■ The exercise
Copy only the lines between the one containing "Output the text content of this document." and the end of the records, both included, leaving out pictures.

■ Available records
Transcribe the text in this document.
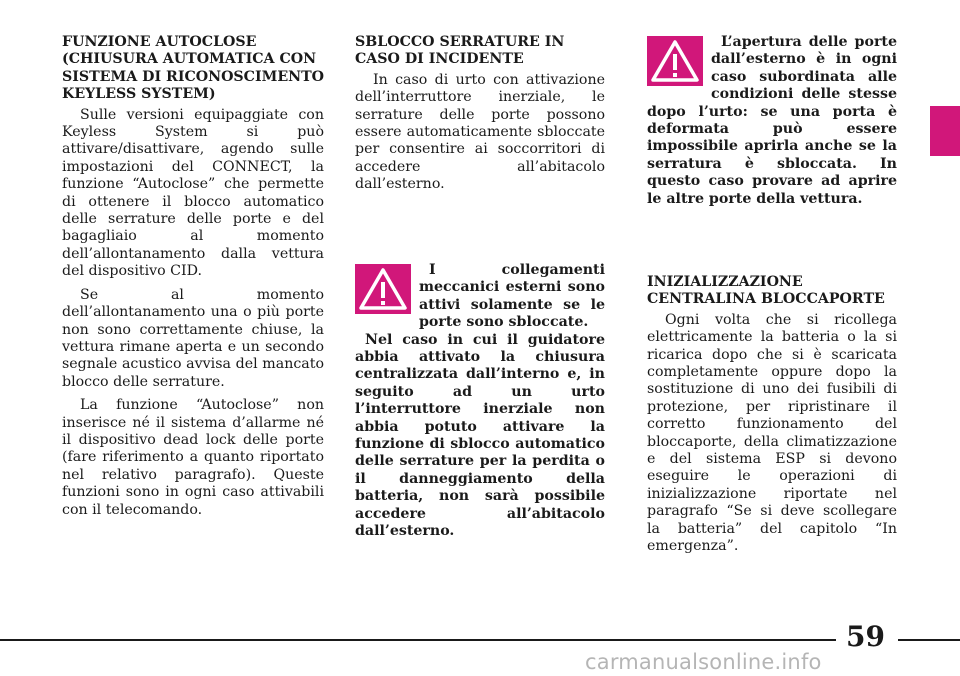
FUNZIONE AUTOCLOSE
(CHIUSURA AUTOMATICA CON SISTEMA DI RICONOSCIMENTO KEYLESS SYSTEM)

Sulle versioni equipaggiate con Keyless System si può attivare/disattivare, agendo sulle impostazioni del CONNECT, la funzione “Autoclose” che permette di ottenere il blocco automatico delle serrature delle porte e del bagagliaio al momento dell’allontanamento dalla vettura del dispositivo CID.

Se al momento dell’allontanamento una o più porte non sono correttamente chiuse, la vettura rimane aperta e un secondo segnale acustico avvisa del mancato blocco delle serrature.

La funzione “Autoclose” non inserisce né il sistema d’allarme né il dispositivo dead lock delle porte (fare riferimento a quanto riportato nel relativo paragrafo). Queste funzioni sono in ogni caso attivabili con il telecomando.

SBLOCCO SERRATURE IN CASO DI INCIDENTE

In caso di urto con attivazione dell’interruttore inerziale, le serrature delle porte possono essere automaticamente sbloccate per consentire ai soccorritori di accedere all’abitacolo dall’esterno.

I collegamenti meccanici esterni sono attivi solamente se le porte sono sbloccate.

Nel caso in cui il guidatore abbia attivato la chiusura centralizzata dall’interno e, in seguito ad un urto l’interruttore inerziale non abbia potuto attivare la funzione di sblocco automatico delle serrature per la perdita o il danneggiamento della batteria, non sarà possibile accedere all’abitacolo dall’esterno.

L’apertura delle porte dall’esterno è in ogni caso subordinata alle condizioni delle stesse dopo l’urto: se una porta è deformata può essere impossibile aprirla anche se la serratura è sbloccata. In questo caso provare ad aprire le altre porte della vettura.

INIZIALIZZAZIONE
CENTRALINA BLOCCAPORTE

Ogni volta che si ricollega elettricamente la batteria o la si ricarica dopo che si è scaricata completamente oppure dopo la sostituzione di uno dei fusibili di protezione, per ripristinare il corretto funzionamento del bloccaporte, della climatizzazione e del sistema ESP si devono eseguire le operazioni di inizializzazione riportate nel paragrafo “Se si deve scollegare la batteria” del capitolo “In emergenza”.

59
carmanualsonline.info
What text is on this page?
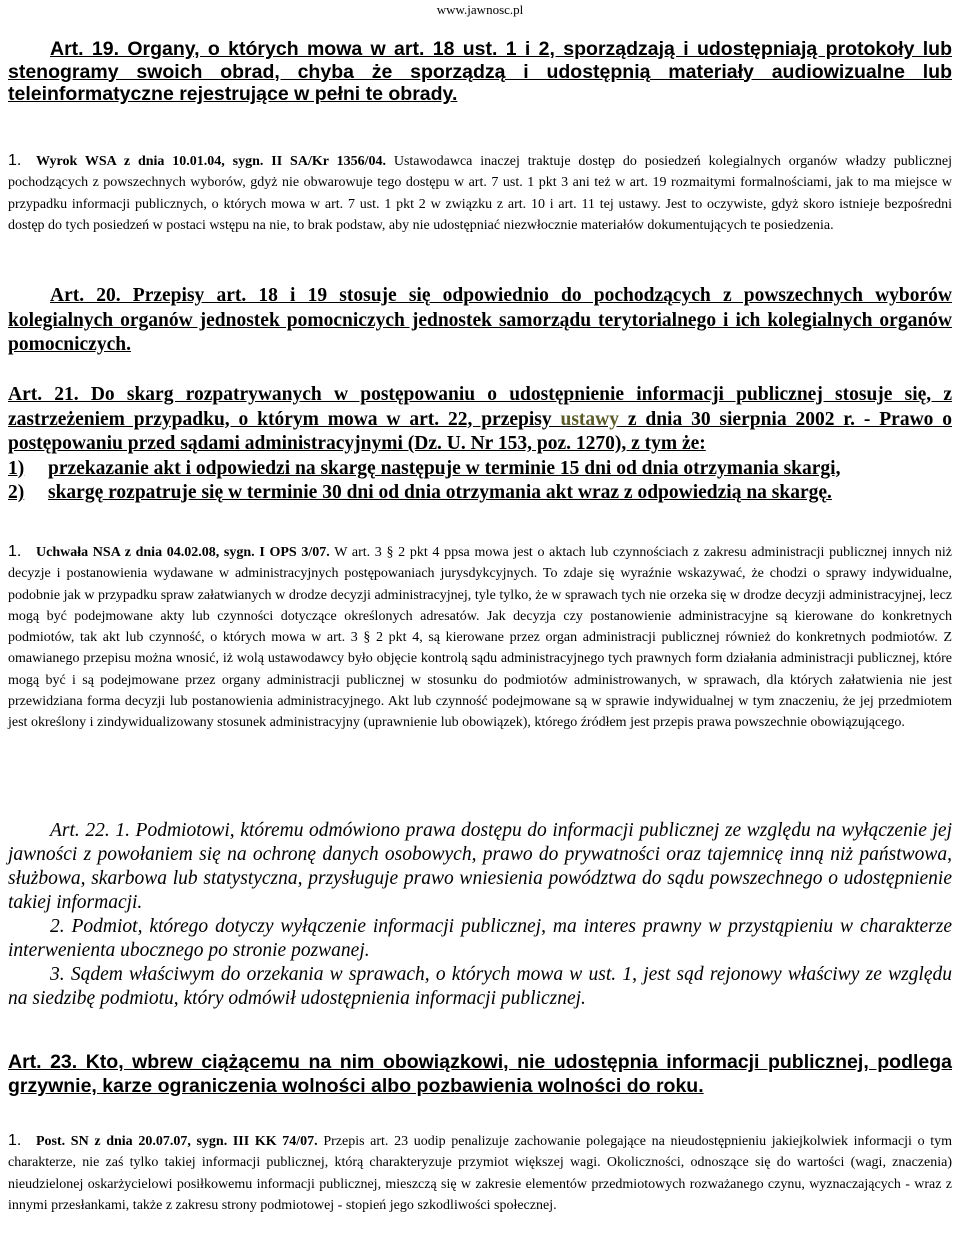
www.jawnosc.pl

Art. 19. Organy, o których mowa w art. 18 ust. 1 i 2, sporządzają i udostępniają protokoły lub stenogramy swoich obrad, chyba że sporządzą i udostępnią materiały audiowizualne lub teleinformatyczne rejestrujące w pełni te obrady.

1. Wyrok WSA z dnia 10.01.04, sygn. II SA/Kr 1356/04. Ustawodawca inaczej traktuje dostęp do posiedzeń kolegialnych organów władzy publicznej pochodzących z powszechnych wyborów, gdyż nie obwarowuje tego dostępu w art. 7 ust. 1 pkt 3 ani też w art. 19 rozmaitymi formalnościami, jak to ma miejsce w przypadku informacji publicznych, o których mowa w art. 7 ust. 1 pkt 2 w związku z art. 10 i art. 11 tej ustawy. Jest to oczywiste, gdyż skoro istnieje bezpośredni dostęp do tych posiedzeń w postaci wstępu na nie, to brak podstaw, aby nie udostępniać niezwłocznie materiałów dokumentujących te posiedzenia.

Art. 20. Przepisy art. 18 i 19 stosuje się odpowiednio do pochodzących z powszechnych wyborów kolegialnych organów jednostek pomocniczych jednostek samorządu terytorialnego i ich kolegialnych organów pomocniczych.

Art. 21. Do skarg rozpatrywanych w postępowaniu o udostępnienie informacji publicznej stosuje się, z zastrzeżeniem przypadku, o którym mowa w art. 22, przepisy ustawy z dnia 30 sierpnia 2002 r. - Prawo o postępowaniu przed sądami administracyjnymi (Dz. U. Nr 153, poz. 1270), z tym że:
1)	przekazanie akt i odpowiedzi na skargę następuje w terminie 15 dni od dnia otrzymania skargi,
2)	skargę rozpatruje się w terminie 30 dni od dnia otrzymania akt wraz z odpowiedzią na skargę.
1. Uchwała NSA z dnia 04.02.08, sygn. I OPS 3/07. W art. 3 § 2 pkt 4 ppsa mowa jest o aktach lub czynnościach z zakresu administracji publicznej innych niż decyzje i postanowienia wydawane w administracyjnych postępowaniach jurysdykcyjnych. To zdaje się wyraźnie wskazywać, że chodzi o sprawy indywidualne, podobnie jak w przypadku spraw załatwianych w drodze decyzji administracyjnej, tyle tylko, że w sprawach tych nie orzeka się w drodze decyzji administracyjnej, lecz mogą być podejmowane akty lub czynności dotyczące określonych adresatów. Jak decyzja czy postanowienie administracyjne są kierowane do konkretnych podmiotów, tak akt lub czynność, o których mowa w art. 3 § 2 pkt 4, są kierowane przez organ administracji publicznej również do konkretnych podmiotów. Z omawianego przepisu można wnosić, iż wolą ustawodawcy było objęcie kontrolą sądu administracyjnego tych prawnych form działania administracji publicznej, które mogą być i są podejmowane przez organy administracji publicznej w stosunku do podmiotów administrowanych, w sprawach, dla których załatwienia nie jest przewidziana forma decyzji lub postanowienia administracyjnego. Akt lub czynność podejmowane są w sprawie indywidualnej w tym znaczeniu, że jej przedmiotem jest określony i zindywidualizowany stosunek administracyjny (uprawnienie lub obowiązek), którego źródłem jest przepis prawa powszechnie obowiązującego.

Art. 22. 1. Podmiotowi, któremu odmówiono prawa dostępu do informacji publicznej ze względu na wyłączenie jej jawności z powołaniem się na ochronę danych osobowych, prawo do prywatności oraz tajemnicę inną niż państwowa, służbowa, skarbowa lub statystyczna, przysługuje prawo wniesienia powództwa do sądu powszechnego o udostępnienie takiej informacji.

2. Podmiot, którego dotyczy wyłączenie informacji publicznej, ma interes prawny w przystąpieniu w charakterze interwenienta ubocznego po stronie pozwanej.

3. Sądem właściwym do orzekania w sprawach, o których mowa w ust. 1, jest sąd rejonowy właściwy ze względu na siedzibę podmiotu, który odmówił udostępnienia informacji publicznej.

Art. 23. Kto, wbrew ciążącemu na nim obowiązkowi, nie udostępnia informacji publicznej, podlega grzywnie, karze ograniczenia wolności albo pozbawienia wolności do roku.

1. Post. SN z dnia 20.07.07, sygn. III KK 74/07. Przepis art. 23 uodip penalizuje zachowanie polegające na nieudostępnieniu jakiejkolwiek informacji o tym charakterze, nie zaś tylko takiej informacji publicznej, którą charakteryzuje przymiot większej wagi. Okoliczności, odnoszące się do wartości (wagi, znaczenia) nieudzielonej oskarżycielowi posiłkowemu informacji publicznej, mieszczą się w zakresie elementów przedmiotowych rozważanego czynu, wyznaczających - wraz z innymi przesłankami, także z zakresu strony podmiotowej - stopień jego szkodliwości społecznej.
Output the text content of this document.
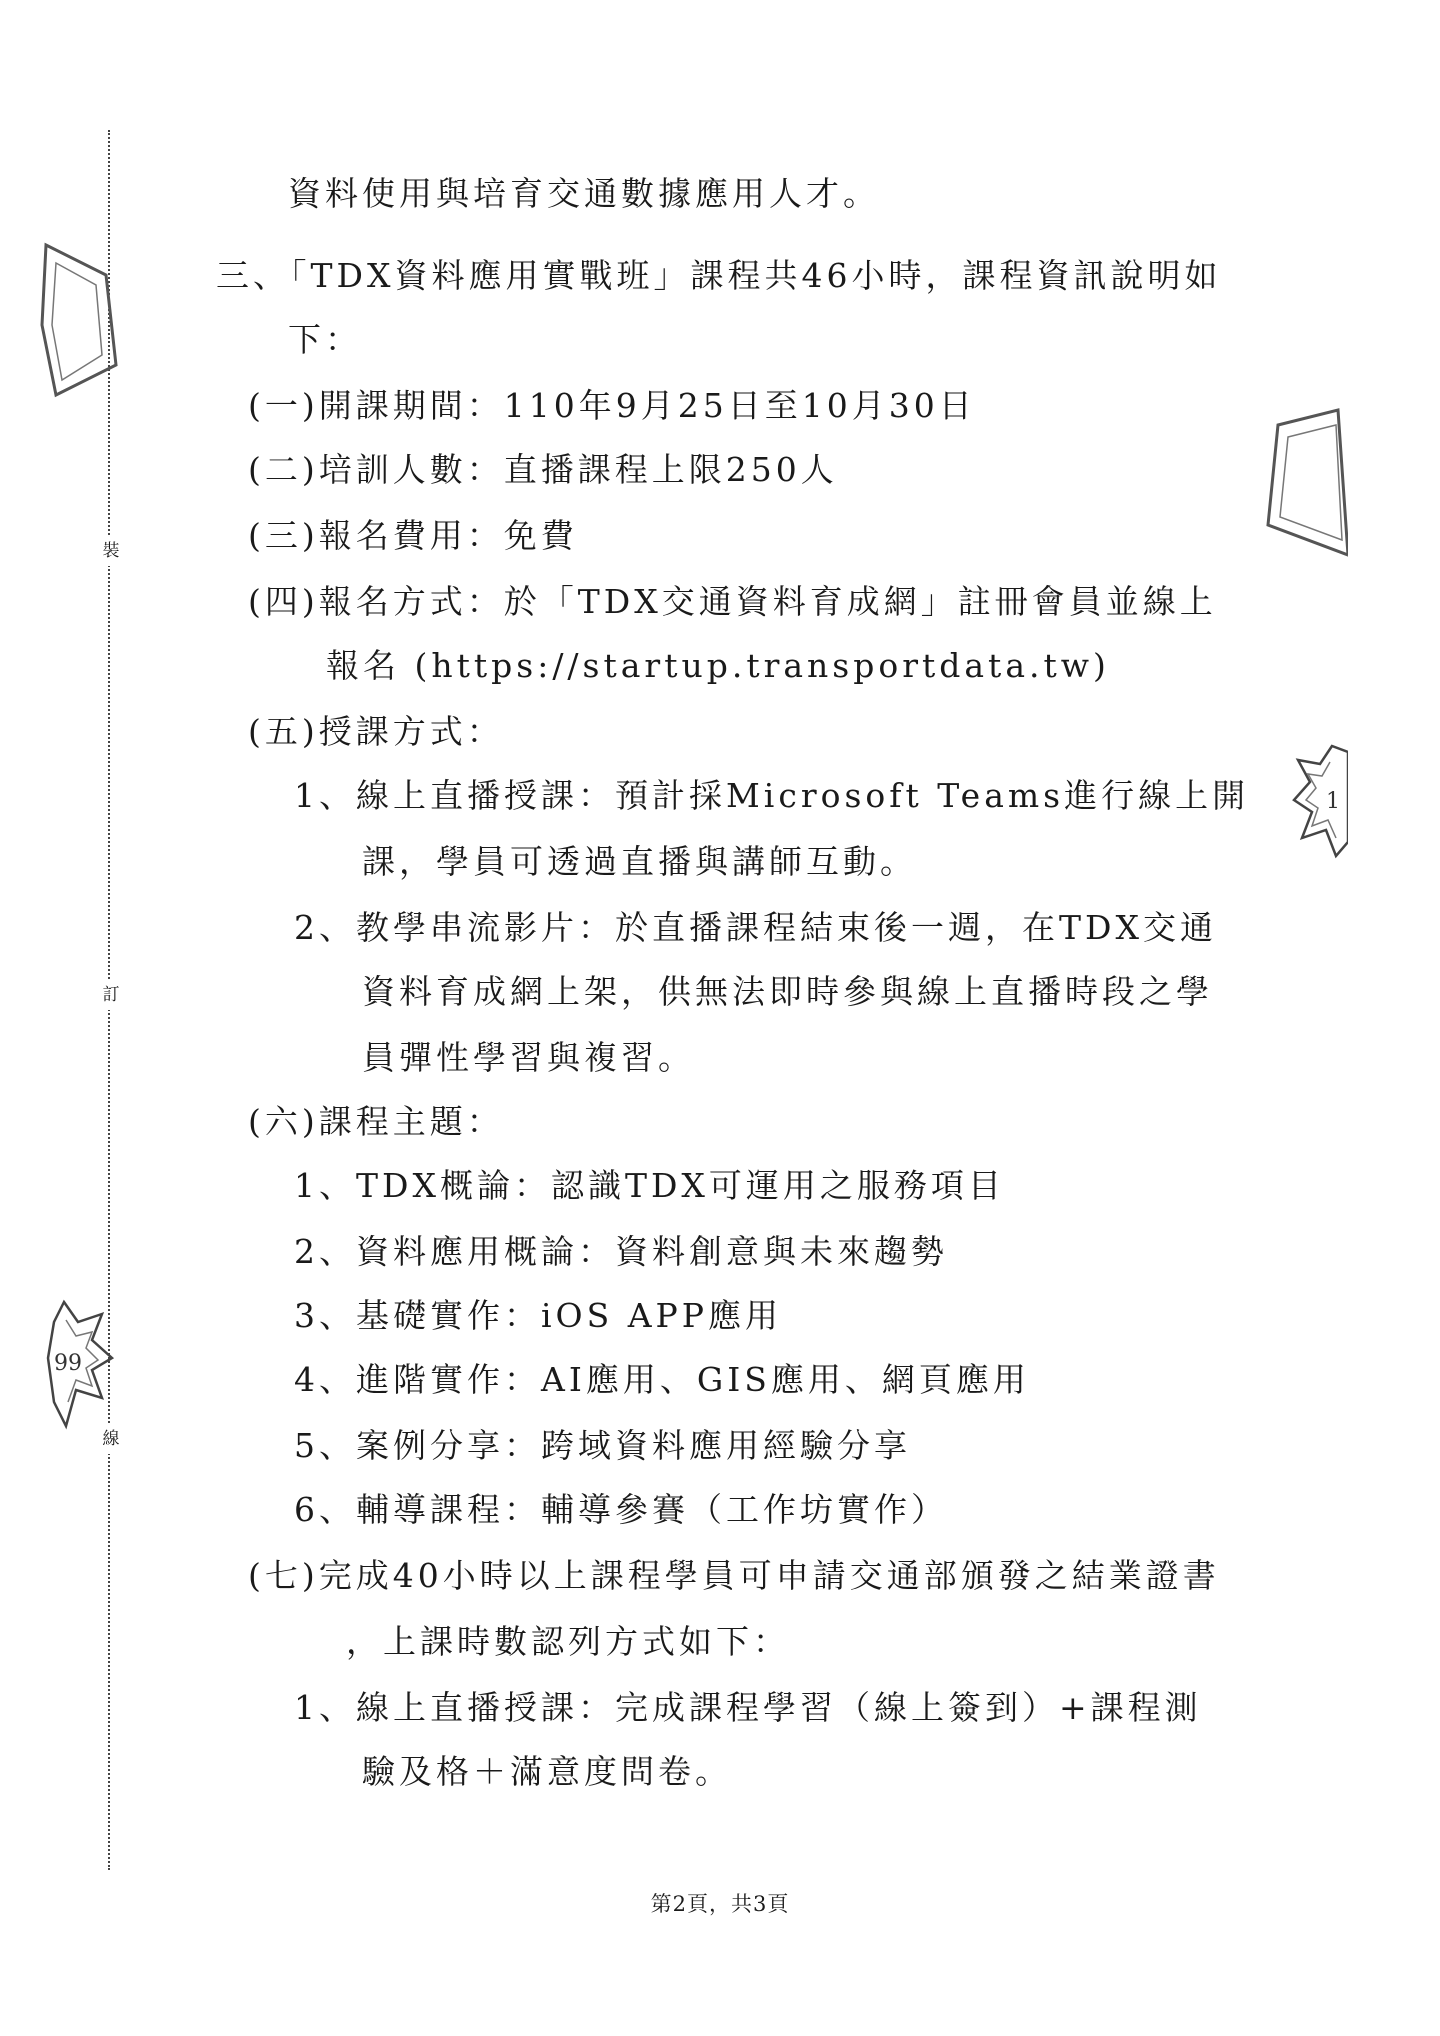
裝
訂
線
1
99
資料使用與培育交通數據應用人才。
三、「TDX資料應用實戰班」課程共46小時，課程資訊說明如
下：
(一)開課期間：110年9月25日至10月30日
(二)培訓人數：直播課程上限250人
(三)報名費用：免費
(四)報名方式：於「TDX交通資料育成網」註冊會員並線上
報名 (https://startup.transportdata.tw)
(五)授課方式：
1、線上直播授課：預計採Microsoft Teams進行線上開
課，學員可透過直播與講師互動。
2、教學串流影片：於直播課程結束後一週，在TDX交通
資料育成網上架，供無法即時參與線上直播時段之學
員彈性學習與複習。
(六)課程主題：
1、TDX概論：認識TDX可運用之服務項目
2、資料應用概論：資料創意與未來趨勢
3、基礎實作：iOS APP應用
4、進階實作：AI應用、GIS應用、網頁應用
5、案例分享：跨域資料應用經驗分享
6、輔導課程：輔導參賽（工作坊實作）
(七)完成40小時以上課程學員可申請交通部頒發之結業證書
，上課時數認列方式如下：
1、線上直播授課：完成課程學習（線上簽到）+課程測
驗及格＋滿意度問卷。
第2頁，共3頁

■ Complete output
Output the text content of this document.
裝
訂
線
1
99
資料使用與培育交通數據應用人才。
三、「TDX資料應用實戰班」課程共46小時，課程資訊說明如
下：
(一)開課期間：110年9月25日至10月30日
(二)培訓人數：直播課程上限250人
(三)報名費用：免費
(四)報名方式：於「TDX交通資料育成網」註冊會員並線上
報名 (https://startup.transportdata.tw)
(五)授課方式：
1、線上直播授課：預計採Microsoft Teams進行線上開
課，學員可透過直播與講師互動。
2、教學串流影片：於直播課程結束後一週，在TDX交通
資料育成網上架，供無法即時參與線上直播時段之學
員彈性學習與複習。
(六)課程主題：
1、TDX概論：認識TDX可運用之服務項目
2、資料應用概論：資料創意與未來趨勢
3、基礎實作：iOS APP應用
4、進階實作：AI應用、GIS應用、網頁應用
5、案例分享：跨域資料應用經驗分享
6、輔導課程：輔導參賽（工作坊實作）
(七)完成40小時以上課程學員可申請交通部頒發之結業證書
，上課時數認列方式如下：
1、線上直播授課：完成課程學習（線上簽到）+課程測
驗及格＋滿意度問卷。
第2頁，共3頁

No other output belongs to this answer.